[Text excerpt]

Hello World

The Interface can be accessed not just from the command line, but also programmatically. In this section, you’ll create a script that creates a billiards system, simulates it, and then visualizes it with the interface.

Consider this hello world for pooltool.

Script

For those that want to jump straight in, here is the script:

#! /usr/bin/env python

import pooltool as pt

# We need a table, some balls, and a cue stick
table = pt.Table.default()
balls = pt.get_rack(pt.GameType.NINEBALL, table)
cue = pt.Cue(cue_ball_id="cue")

# Wrap it up as a System
shot = pt.System(table=table, balls=balls, cue=cue)

# Aim at the head ball with a strong impact
shot.cue.set_state(V0=8, phi=pt.aim.at_ball(shot, "1"))

# Evolve the shot.
pt.simulate(shot, inplace=True)

# Open up the shot in the GUI
pt.show(shot)

The rest of this document details a line-by-line explanation.

Explanation

Importing

First thing’s first, the pooltool package is imported which gives you access to the top-level API:

import pooltool as pt

The most important classes and functions are available directly from this top-level API.

Creating a System

Then a table, a cue stick, and a collection of balls are created and wrapped up into a System:

# We need a table, some balls, and a cue stick
table = pt.Table.default()
balls = pt.get_rack(pt.GameType.NINEBALL, table)
cue = pt.Cue(cue_ball_id="cue")

# Wrap it up as a System
shot = pt.System(table=table, balls=balls, cue=cue)

The System is a fundamental object of the pooltool API

class System(cue: Cue, table: Table, balls: Any, t: float = 0.0, events: list[Event] = list)

A class representing the billiards system.

This class holds:

1. a collection of balls (pooltool.objects.Ball)

2. a cue stick (pooltool.objects.Cue)

[Exercise]
Update the pooltool hello world text from "The Interface can" up to and including "world for pooltool.", replacing "visualizes" with "displays" and giving the passage in full.

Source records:

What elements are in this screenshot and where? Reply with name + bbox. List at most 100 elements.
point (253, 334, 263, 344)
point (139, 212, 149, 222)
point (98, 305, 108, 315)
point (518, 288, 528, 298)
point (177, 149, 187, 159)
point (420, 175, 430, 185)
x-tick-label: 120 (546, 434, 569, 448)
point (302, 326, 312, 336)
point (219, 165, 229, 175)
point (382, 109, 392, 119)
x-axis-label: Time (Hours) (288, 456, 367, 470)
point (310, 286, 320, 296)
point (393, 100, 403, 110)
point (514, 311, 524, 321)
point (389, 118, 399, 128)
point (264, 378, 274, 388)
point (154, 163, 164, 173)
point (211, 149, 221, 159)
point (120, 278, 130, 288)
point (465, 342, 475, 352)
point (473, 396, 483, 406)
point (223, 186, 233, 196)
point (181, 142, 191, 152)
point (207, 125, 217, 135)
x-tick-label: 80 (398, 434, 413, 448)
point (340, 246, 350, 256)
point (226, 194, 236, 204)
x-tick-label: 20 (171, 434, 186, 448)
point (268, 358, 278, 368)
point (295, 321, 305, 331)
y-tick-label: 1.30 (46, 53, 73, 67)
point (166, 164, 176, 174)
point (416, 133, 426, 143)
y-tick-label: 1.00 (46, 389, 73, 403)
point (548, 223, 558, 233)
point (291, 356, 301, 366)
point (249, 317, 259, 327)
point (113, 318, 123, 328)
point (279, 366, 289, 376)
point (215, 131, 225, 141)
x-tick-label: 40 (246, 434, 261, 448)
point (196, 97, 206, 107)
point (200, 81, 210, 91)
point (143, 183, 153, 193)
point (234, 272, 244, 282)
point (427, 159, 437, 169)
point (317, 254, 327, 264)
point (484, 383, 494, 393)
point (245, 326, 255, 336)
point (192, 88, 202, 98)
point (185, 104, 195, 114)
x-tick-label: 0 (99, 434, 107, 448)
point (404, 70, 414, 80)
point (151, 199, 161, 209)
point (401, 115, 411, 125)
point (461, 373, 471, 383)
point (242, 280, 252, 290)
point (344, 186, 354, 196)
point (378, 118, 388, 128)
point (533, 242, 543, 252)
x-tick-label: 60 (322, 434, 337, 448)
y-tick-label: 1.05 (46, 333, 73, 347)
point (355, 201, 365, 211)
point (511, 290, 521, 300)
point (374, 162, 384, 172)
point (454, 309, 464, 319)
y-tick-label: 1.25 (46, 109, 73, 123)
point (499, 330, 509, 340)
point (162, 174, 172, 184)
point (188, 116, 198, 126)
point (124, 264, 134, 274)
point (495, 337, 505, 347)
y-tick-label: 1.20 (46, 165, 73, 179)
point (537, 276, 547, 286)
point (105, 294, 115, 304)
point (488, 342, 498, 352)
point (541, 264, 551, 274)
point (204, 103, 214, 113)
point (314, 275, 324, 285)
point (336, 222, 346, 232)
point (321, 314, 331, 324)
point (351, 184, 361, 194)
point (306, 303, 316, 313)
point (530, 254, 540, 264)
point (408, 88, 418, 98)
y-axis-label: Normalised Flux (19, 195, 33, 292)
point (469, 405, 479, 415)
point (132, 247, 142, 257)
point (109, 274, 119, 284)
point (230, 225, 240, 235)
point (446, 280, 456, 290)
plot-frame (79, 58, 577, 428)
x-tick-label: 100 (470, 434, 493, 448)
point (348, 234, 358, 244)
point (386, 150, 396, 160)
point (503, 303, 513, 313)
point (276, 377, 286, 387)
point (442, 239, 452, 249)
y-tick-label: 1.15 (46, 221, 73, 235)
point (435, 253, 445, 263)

[Solved problem]
The Interface can be accessed not just from the command line, but also programmatically. In this section, you’ll create a script that creates a billiards system, simulates it, and then displays it with the interface.

Consider this hello world for pooltool.